Data excerpts
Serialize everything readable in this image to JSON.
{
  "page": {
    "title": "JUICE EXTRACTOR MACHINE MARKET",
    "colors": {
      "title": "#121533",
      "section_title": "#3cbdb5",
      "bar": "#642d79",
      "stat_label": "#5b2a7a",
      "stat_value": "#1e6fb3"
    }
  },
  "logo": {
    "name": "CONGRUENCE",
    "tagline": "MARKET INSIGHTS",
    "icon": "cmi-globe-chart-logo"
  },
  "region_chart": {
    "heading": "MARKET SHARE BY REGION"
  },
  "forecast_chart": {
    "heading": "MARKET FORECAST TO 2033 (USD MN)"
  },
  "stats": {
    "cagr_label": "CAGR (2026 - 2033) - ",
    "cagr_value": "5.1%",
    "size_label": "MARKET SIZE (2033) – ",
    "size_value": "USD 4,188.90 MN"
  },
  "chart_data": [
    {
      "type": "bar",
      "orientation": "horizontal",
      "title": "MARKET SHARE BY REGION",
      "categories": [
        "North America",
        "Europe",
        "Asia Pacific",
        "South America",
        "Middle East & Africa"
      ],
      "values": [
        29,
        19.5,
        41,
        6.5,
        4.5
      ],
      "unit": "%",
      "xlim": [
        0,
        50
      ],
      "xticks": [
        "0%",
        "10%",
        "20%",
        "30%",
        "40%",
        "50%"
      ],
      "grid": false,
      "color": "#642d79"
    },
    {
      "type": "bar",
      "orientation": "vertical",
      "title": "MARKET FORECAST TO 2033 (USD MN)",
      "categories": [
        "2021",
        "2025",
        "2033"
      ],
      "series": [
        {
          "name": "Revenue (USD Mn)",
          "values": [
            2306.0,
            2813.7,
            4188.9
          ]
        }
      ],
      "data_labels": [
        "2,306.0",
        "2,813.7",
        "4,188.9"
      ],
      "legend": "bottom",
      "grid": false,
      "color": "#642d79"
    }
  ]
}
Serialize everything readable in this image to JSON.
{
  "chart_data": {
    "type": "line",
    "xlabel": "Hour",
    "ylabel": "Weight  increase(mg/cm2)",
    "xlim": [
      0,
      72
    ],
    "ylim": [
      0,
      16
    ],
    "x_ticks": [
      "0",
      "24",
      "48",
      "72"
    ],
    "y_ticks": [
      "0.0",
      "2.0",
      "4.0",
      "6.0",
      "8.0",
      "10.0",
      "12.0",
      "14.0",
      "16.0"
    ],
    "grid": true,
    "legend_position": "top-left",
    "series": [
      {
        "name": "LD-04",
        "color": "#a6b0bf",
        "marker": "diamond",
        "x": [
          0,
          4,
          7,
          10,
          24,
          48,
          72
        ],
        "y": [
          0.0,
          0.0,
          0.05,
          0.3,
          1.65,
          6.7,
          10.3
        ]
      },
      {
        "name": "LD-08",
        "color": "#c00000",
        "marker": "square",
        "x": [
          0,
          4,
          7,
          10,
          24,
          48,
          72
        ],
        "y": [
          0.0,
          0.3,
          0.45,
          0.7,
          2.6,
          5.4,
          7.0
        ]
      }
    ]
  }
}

The request
Copy out all the entries shown above, character for character.

Exercise answer
Serialize everything readable in this image to JSON.
{
  "page": {
    "title": "JUICE EXTRACTOR MACHINE MARKET",
    "colors": {
      "title": "#121533",
      "section_title": "#3cbdb5",
      "bar": "#642d79",
      "stat_label": "#5b2a7a",
      "stat_value": "#1e6fb3"
    }
  },
  "logo": {
    "name": "CONGRUENCE",
    "tagline": "MARKET INSIGHTS",
    "icon": "cmi-globe-chart-logo"
  },
  "region_chart": {
    "heading": "MARKET SHARE BY REGION"
  },
  "forecast_chart": {
    "heading": "MARKET FORECAST TO 2033 (USD MN)"
  },
  "stats": {
    "cagr_label": "CAGR (2026 - 2033) - ",
    "cagr_value": "5.1%",
    "size_label": "MARKET SIZE (2033) – ",
    "size_value": "USD 4,188.90 MN"
  },
  "chart_data": [
    {
      "type": "bar",
      "orientation": "horizontal",
      "title": "MARKET SHARE BY REGION",
      "categories": [
        "North America",
        "Europe",
        "Asia Pacific",
        "South America",
        "Middle East & Africa"
      ],
      "values": [
        29,
        19.5,
        41,
        6.5,
        4.5
      ],
      "unit": "%",
      "xlim": [
        0,
        50
      ],
      "xticks": [
        "0%",
        "10%",
        "20%",
        "30%",
        "40%",
        "50%"
      ],
      "grid": false,
      "color": "#642d79"
    },
    {
      "type": "bar",
      "orientation": "vertical",
      "title": "MARKET FORECAST TO 2033 (USD MN)",
      "categories": [
        "2021",
        "2025",
        "2033"
      ],
      "series": [
        {
          "name": "Revenue (USD Mn)",
          "values": [
            2306.0,
            2813.7,
            4188.9
          ]
        }
      ],
      "data_labels": [
        "2,306.0",
        "2,813.7",
        "4,188.9"
      ],
      "legend": "bottom",
      "grid": false,
      "color": "#642d79"
    }
  ]
}
Serialize everything readable in this image to JSON.
{
  "chart_data": {
    "type": "line",
    "xlabel": "Hour",
    "ylabel": "Weight  increase(mg/cm2)",
    "xlim": [
      0,
      72
    ],
    "ylim": [
      0,
      16
    ],
    "x_ticks": [
      "0",
      "24",
      "48",
      "72"
    ],
    "y_ticks": [
      "0.0",
      "2.0",
      "4.0",
      "6.0",
      "8.0",
      "10.0",
      "12.0",
      "14.0",
      "16.0"
    ],
    "grid": true,
    "legend_position": "top-left",
    "series": [
      {
        "name": "LD-04",
        "color": "#a6b0bf",
        "marker": "diamond",
        "x": [
          0,
          4,
          7,
          10,
          24,
          48,
          72
        ],
        "y": [
          0.0,
          0.0,
          0.05,
          0.3,
          1.65,
          6.7,
          10.3
        ]
      },
      {
        "name": "LD-08",
        "color": "#c00000",
        "marker": "square",
        "x": [
          0,
          4,
          7,
          10,
          24,
          48,
          72
        ],
        "y": [
          0.0,
          0.3,
          0.45,
          0.7,
          2.6,
          5.4,
          7.0
        ]
      }
    ]
  }
}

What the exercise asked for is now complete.